__TASK__.
Extract the complete listing and output it unchanged.

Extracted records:
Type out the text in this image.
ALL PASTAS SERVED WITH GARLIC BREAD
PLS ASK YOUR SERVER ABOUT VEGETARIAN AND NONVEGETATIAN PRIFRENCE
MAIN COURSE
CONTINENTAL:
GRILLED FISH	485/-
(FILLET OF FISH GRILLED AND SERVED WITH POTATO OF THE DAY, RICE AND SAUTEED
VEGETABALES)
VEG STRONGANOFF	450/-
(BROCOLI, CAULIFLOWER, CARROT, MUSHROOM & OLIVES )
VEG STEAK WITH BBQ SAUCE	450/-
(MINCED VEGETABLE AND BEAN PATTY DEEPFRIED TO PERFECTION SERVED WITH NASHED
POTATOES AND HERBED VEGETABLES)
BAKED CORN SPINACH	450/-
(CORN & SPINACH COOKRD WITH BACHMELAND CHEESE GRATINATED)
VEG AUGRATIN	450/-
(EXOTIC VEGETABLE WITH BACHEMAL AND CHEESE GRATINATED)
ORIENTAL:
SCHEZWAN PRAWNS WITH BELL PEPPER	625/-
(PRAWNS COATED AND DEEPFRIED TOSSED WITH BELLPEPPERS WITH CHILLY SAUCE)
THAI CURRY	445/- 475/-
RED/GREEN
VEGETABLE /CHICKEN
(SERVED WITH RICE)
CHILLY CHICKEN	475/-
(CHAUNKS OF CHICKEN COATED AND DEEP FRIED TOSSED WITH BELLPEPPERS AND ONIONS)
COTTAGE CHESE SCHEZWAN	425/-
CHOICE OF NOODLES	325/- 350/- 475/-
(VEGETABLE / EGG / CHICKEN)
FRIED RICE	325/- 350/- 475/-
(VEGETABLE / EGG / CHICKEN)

__FULL SOLUTION__.
Type out the text in this image.
ALL PASTAS SERVED WITH GARLIC BREAD
PLS ASK YOUR SERVER ABOUT VEGETARIAN AND NONVEGETATIAN PRIFRENCE
MAIN COURSE
CONTINENTAL:
GRILLED FISH	485/-
(FILLET OF FISH GRILLED AND SERVED WITH POTATO OF THE DAY, RICE AND SAUTEED
VEGETABALES)
VEG STRONGANOFF	450/-
(BROCOLI, CAULIFLOWER, CARROT, MUSHROOM & OLIVES )
VEG STEAK WITH BBQ SAUCE	450/-
(MINCED VEGETABLE AND BEAN PATTY DEEPFRIED TO PERFECTION SERVED WITH NASHED
POTATOES AND HERBED VEGETABLES)
BAKED CORN SPINACH	450/-
(CORN & SPINACH COOKRD WITH BACHMELAND CHEESE GRATINATED)
VEG AUGRATIN	450/-
(EXOTIC VEGETABLE WITH BACHEMAL AND CHEESE GRATINATED)
ORIENTAL:
SCHEZWAN PRAWNS WITH BELL PEPPER	625/-
(PRAWNS COATED AND DEEPFRIED TOSSED WITH BELLPEPPERS WITH CHILLY SAUCE)
THAI CURRY	445/- 475/-
RED/GREEN
VEGETABLE /CHICKEN
(SERVED WITH RICE)
CHILLY CHICKEN	475/-
(CHAUNKS OF CHICKEN COATED AND DEEP FRIED TOSSED WITH BELLPEPPERS AND ONIONS)
COTTAGE CHESE SCHEZWAN	425/-
CHOICE OF NOODLES	325/- 350/- 475/-
(VEGETABLE / EGG / CHICKEN)
FRIED RICE	325/- 350/- 475/-
(VEGETABLE / EGG / CHICKEN)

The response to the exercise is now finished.